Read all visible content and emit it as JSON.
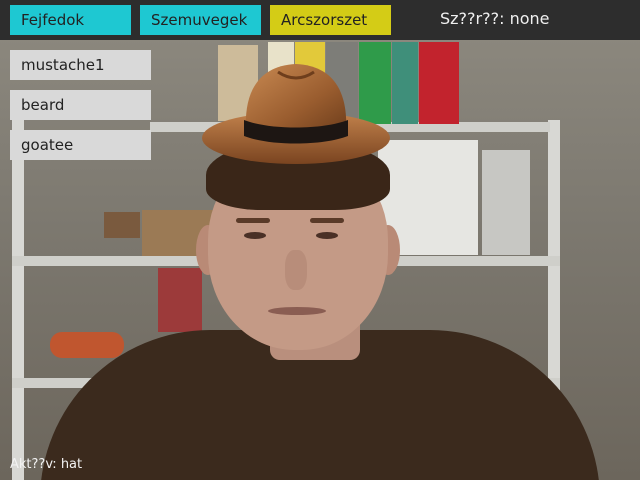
{
  "tabs": [
    {
      "label": "Fejfedok"
    },
    {
      "label": "Szemuvegek"
    },
    {
      "label": "Arcszorszet"
    }
  ],
  "filter_label": "Sz??r??: none",
  "side_items": [
    {
      "label": "mustache1"
    },
    {
      "label": "beard"
    },
    {
      "label": "goatee"
    }
  ],
  "status_label": "Akt??v: hat",
  "colors": {
    "tab_cyan": "#1ec8d2",
    "tab_yellow": "#d4cc16",
    "side_button": "#d9d9d9",
    "top_bar": "#2d2d2d"
  }
}
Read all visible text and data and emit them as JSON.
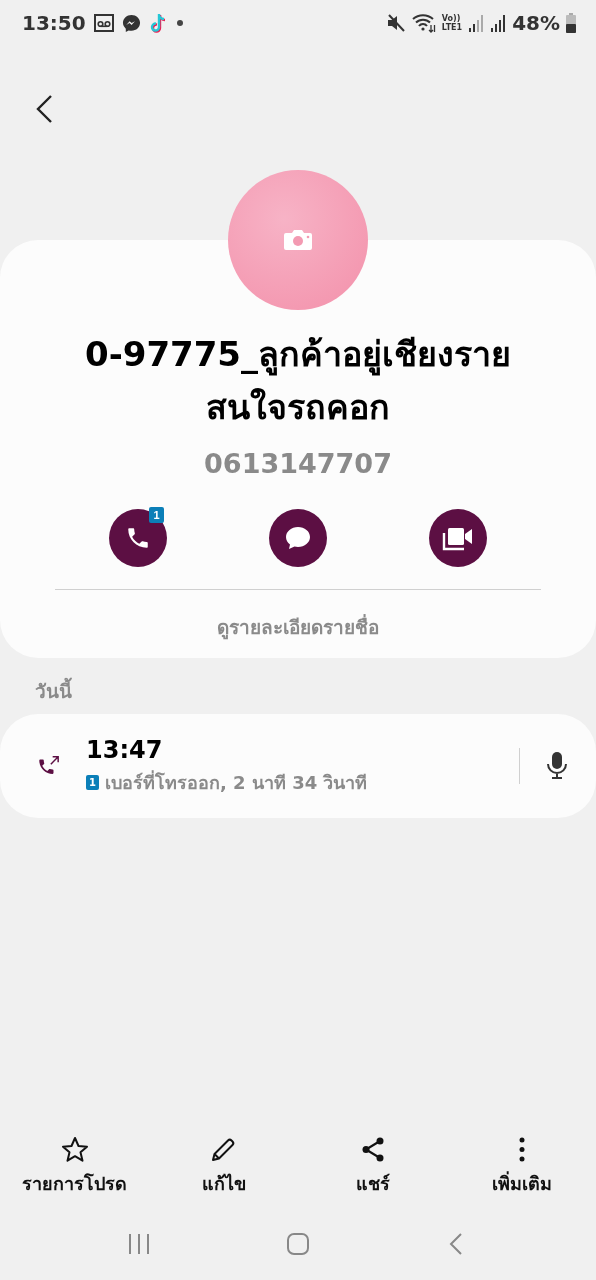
{
  "status_bar": {
    "time": "13:50",
    "volte": "Vo))",
    "lte": "LTE1",
    "battery": "48%"
  },
  "contact": {
    "name_lines": [
      "0-97775_ลูกค้าอยู่เชียงราย",
      "สนใจรถคอก"
    ],
    "phone": "0613147707",
    "call_badge": "1",
    "details_link": "ดูรายละเอียดรายชื่อ"
  },
  "history": {
    "section": "วันนี้",
    "calls": [
      {
        "time": "13:47",
        "sim": "1",
        "description": "เบอร์ที่โทรออก, 2 นาที 34 วินาที"
      }
    ]
  },
  "bottom_actions": [
    {
      "kind": "star",
      "label": "รายการโปรด"
    },
    {
      "kind": "edit",
      "label": "แก้ไข"
    },
    {
      "kind": "share",
      "label": "แชร์"
    },
    {
      "kind": "more",
      "label": "เพิ่มเติม"
    }
  ]
}
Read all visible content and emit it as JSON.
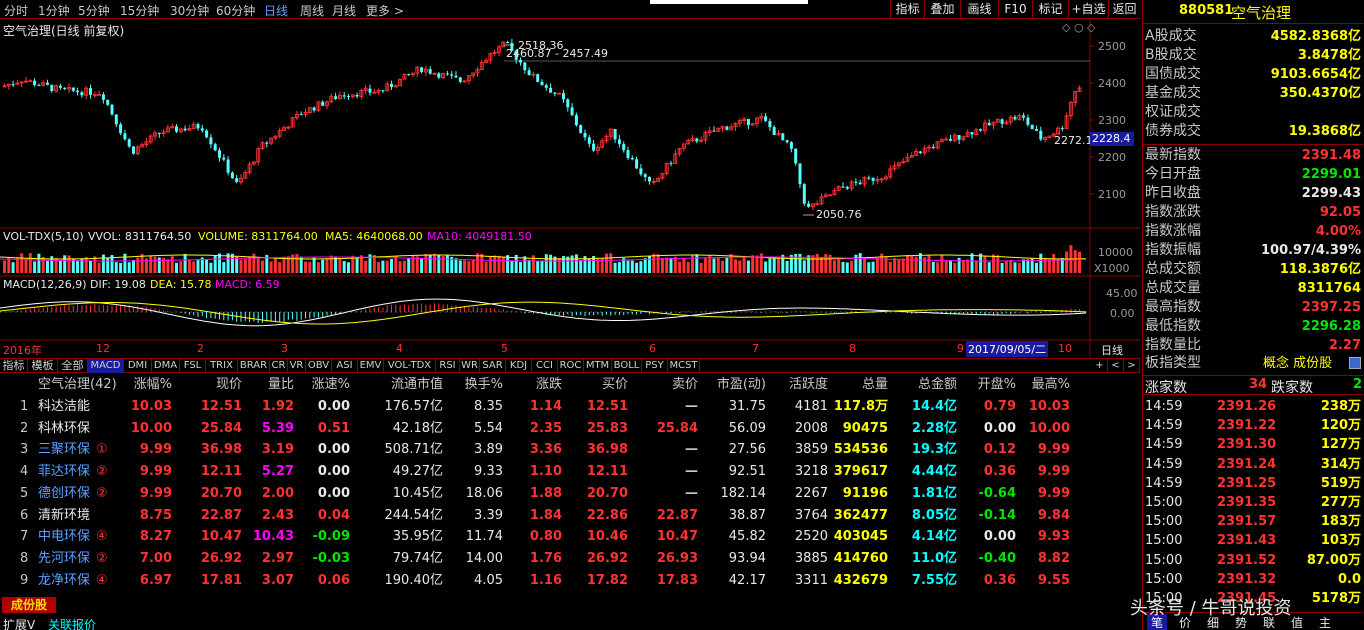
{
  "toolbar": {
    "periods": [
      "分时",
      "1分钟",
      "5分钟",
      "15分钟",
      "30分钟",
      "60分钟",
      "日线",
      "周线",
      "月线",
      "更多 >"
    ],
    "buttons": [
      "指标",
      "叠加",
      "画线",
      "F10",
      "标记",
      "+自选",
      "返回"
    ]
  },
  "chart": {
    "title": "空气治理(日线 前复权)",
    "y_ticks": [
      "2500",
      "2400",
      "2300",
      "2200",
      "2100"
    ],
    "high_label": "2518.36",
    "range_label": "2460.87 - 2457.49",
    "low_label": "2050.76",
    "last_label": "2272.1",
    "price_box": "2228.4",
    "vol_header": {
      "name": "VOL-TDX(5,10)",
      "vvol": "VVOL: 8311764.50",
      "volume": "VOLUME: 8311764.00",
      "ma5": "MA5: 4640068.00",
      "ma10": "MA10: 4049181.50"
    },
    "vol_ticks": [
      "10000",
      "X1000"
    ],
    "macd_header": {
      "name": "MACD(12,26,9)",
      "dif": "DIF: 19.08",
      "dea": "DEA: 15.78",
      "macd": "MACD: 6.59"
    },
    "macd_ticks": [
      "45.00",
      "0.00"
    ],
    "dates": [
      "2016年",
      "12",
      "2",
      "3",
      "4",
      "5",
      "6",
      "7",
      "8",
      "9",
      "10"
    ],
    "cursor_date": "2017/09/05/二",
    "period_label": "日线"
  },
  "tabs": [
    "指标",
    "模板",
    "全部",
    "MACD",
    "DMI",
    "DMA",
    "FSL",
    "TRIX",
    "BRAR",
    "CR",
    "VR",
    "OBV",
    "ASI",
    "EMV",
    "VOL-TDX",
    "RSI",
    "WR",
    "SAR",
    "KDJ",
    "CCI",
    "ROC",
    "MTM",
    "BOLL",
    "PSY",
    "MCST"
  ],
  "tab_nav": [
    "+",
    "<",
    ">"
  ],
  "table": {
    "headers": [
      "空气治理(42)",
      "涨幅%",
      "现价",
      "量比",
      "涨速%",
      "流通市值",
      "换手%",
      "涨跌",
      "买价",
      "卖价",
      "市盈(动)",
      "活跃度",
      "总量",
      "总金额",
      "开盘%",
      "最高%"
    ],
    "rows": [
      [
        "1",
        "科达洁能",
        "",
        "10.03",
        "12.51",
        "1.92",
        "0.00",
        "176.57亿",
        "8.35",
        "1.14",
        "12.51",
        "—",
        "31.75",
        "4181",
        "117.8万",
        "14.4亿",
        "0.79",
        "10.03"
      ],
      [
        "2",
        "科林环保",
        "",
        "10.00",
        "25.84",
        "5.39",
        "0.51",
        "42.18亿",
        "5.54",
        "2.35",
        "25.83",
        "25.84",
        "56.09",
        "2008",
        "90475",
        "2.28亿",
        "0.00",
        "10.00"
      ],
      [
        "3",
        "三聚环保",
        "①",
        "9.99",
        "36.98",
        "3.19",
        "0.00",
        "508.71亿",
        "3.89",
        "3.36",
        "36.98",
        "—",
        "27.56",
        "3859",
        "534536",
        "19.3亿",
        "0.12",
        "9.99"
      ],
      [
        "4",
        "菲达环保",
        "②",
        "9.99",
        "12.11",
        "5.27",
        "0.00",
        "49.27亿",
        "9.33",
        "1.10",
        "12.11",
        "—",
        "92.51",
        "3218",
        "379617",
        "4.44亿",
        "0.36",
        "9.99"
      ],
      [
        "5",
        "德创环保",
        "②",
        "9.99",
        "20.70",
        "2.00",
        "0.00",
        "10.45亿",
        "18.06",
        "1.88",
        "20.70",
        "—",
        "182.14",
        "2267",
        "91196",
        "1.81亿",
        "-0.64",
        "9.99"
      ],
      [
        "6",
        "清新环境",
        "",
        "8.75",
        "22.87",
        "2.43",
        "0.04",
        "244.54亿",
        "3.39",
        "1.84",
        "22.86",
        "22.87",
        "38.87",
        "3764",
        "362477",
        "8.05亿",
        "-0.14",
        "9.84"
      ],
      [
        "7",
        "中电环保",
        "④",
        "8.27",
        "10.47",
        "10.43",
        "-0.09",
        "35.95亿",
        "11.74",
        "0.80",
        "10.46",
        "10.47",
        "45.82",
        "2520",
        "403045",
        "4.14亿",
        "0.00",
        "9.93"
      ],
      [
        "8",
        "先河环保",
        "②",
        "7.00",
        "26.92",
        "2.97",
        "-0.03",
        "79.74亿",
        "14.00",
        "1.76",
        "26.92",
        "26.93",
        "93.94",
        "3885",
        "414760",
        "11.0亿",
        "-0.40",
        "8.82"
      ],
      [
        "9",
        "龙净环保",
        "④",
        "6.97",
        "17.81",
        "3.07",
        "0.06",
        "190.40亿",
        "4.05",
        "1.16",
        "17.82",
        "17.83",
        "42.17",
        "3311",
        "432679",
        "7.55亿",
        "0.36",
        "9.55"
      ]
    ]
  },
  "bottom": {
    "badge": "成份股",
    "expand": "扩展V",
    "related": "关联报价",
    "watermark": "头条号 / 牛哥说投资",
    "tabs": [
      "笔",
      "价",
      "细",
      "势",
      "联",
      "值",
      "主"
    ]
  },
  "right": {
    "code": "880581",
    "name": "空气治理",
    "stats": [
      [
        "A股成交",
        "4582.8368亿"
      ],
      [
        "B股成交",
        "3.8478亿"
      ],
      [
        "国债成交",
        "9103.6654亿"
      ],
      [
        "基金成交",
        "350.4370亿"
      ],
      [
        "权证成交",
        ""
      ],
      [
        "债券成交",
        "19.3868亿"
      ]
    ],
    "quote": [
      [
        "最新指数",
        "2391.48",
        "r"
      ],
      [
        "今日开盘",
        "2299.01",
        "g"
      ],
      [
        "昨日收盘",
        "2299.43",
        "w"
      ],
      [
        "指数涨跌",
        "92.05",
        "r"
      ],
      [
        "指数涨幅",
        "4.00%",
        "r"
      ],
      [
        "指数振幅",
        "100.97/4.39%",
        "w"
      ],
      [
        "总成交额",
        "118.3876亿",
        "y"
      ],
      [
        "总成交量",
        "8311764",
        "y"
      ],
      [
        "最高指数",
        "2397.25",
        "r"
      ],
      [
        "最低指数",
        "2296.28",
        "g"
      ],
      [
        "指数量比",
        "2.27",
        "r"
      ]
    ],
    "plate_label": "板指类型",
    "plate_value": "概念 成份股",
    "updown": {
      "up_label": "涨家数",
      "up": "34",
      "down_label": "跌家数",
      "down": "2"
    },
    "ticks": [
      [
        "14:59",
        "2391.26",
        "238万"
      ],
      [
        "14:59",
        "2391.22",
        "120万"
      ],
      [
        "14:59",
        "2391.30",
        "127万"
      ],
      [
        "14:59",
        "2391.24",
        "314万"
      ],
      [
        "14:59",
        "2391.25",
        "519万"
      ],
      [
        "15:00",
        "2391.35",
        "277万"
      ],
      [
        "15:00",
        "2391.57",
        "183万"
      ],
      [
        "15:00",
        "2391.43",
        "103万"
      ],
      [
        "15:00",
        "2391.52",
        "87.00万"
      ],
      [
        "15:00",
        "2391.32",
        "0.0"
      ],
      [
        "15:00",
        "2391.45",
        "5178万"
      ],
      [
        "15:00",
        "2391.48",
        "..."
      ]
    ]
  },
  "colors": {
    "up": "#ff3232",
    "down": "#54ffff",
    "grid_line": "#8b0000",
    "yellow": "#ffff00",
    "magenta": "#ff00ff"
  }
}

******

CHALLENGE = Find each line holding the string "kind" and copy it out.

FULL ANSWER =
      "kind": "star",
      "kind": "edit",
      "kind": "share",
      "kind": "more",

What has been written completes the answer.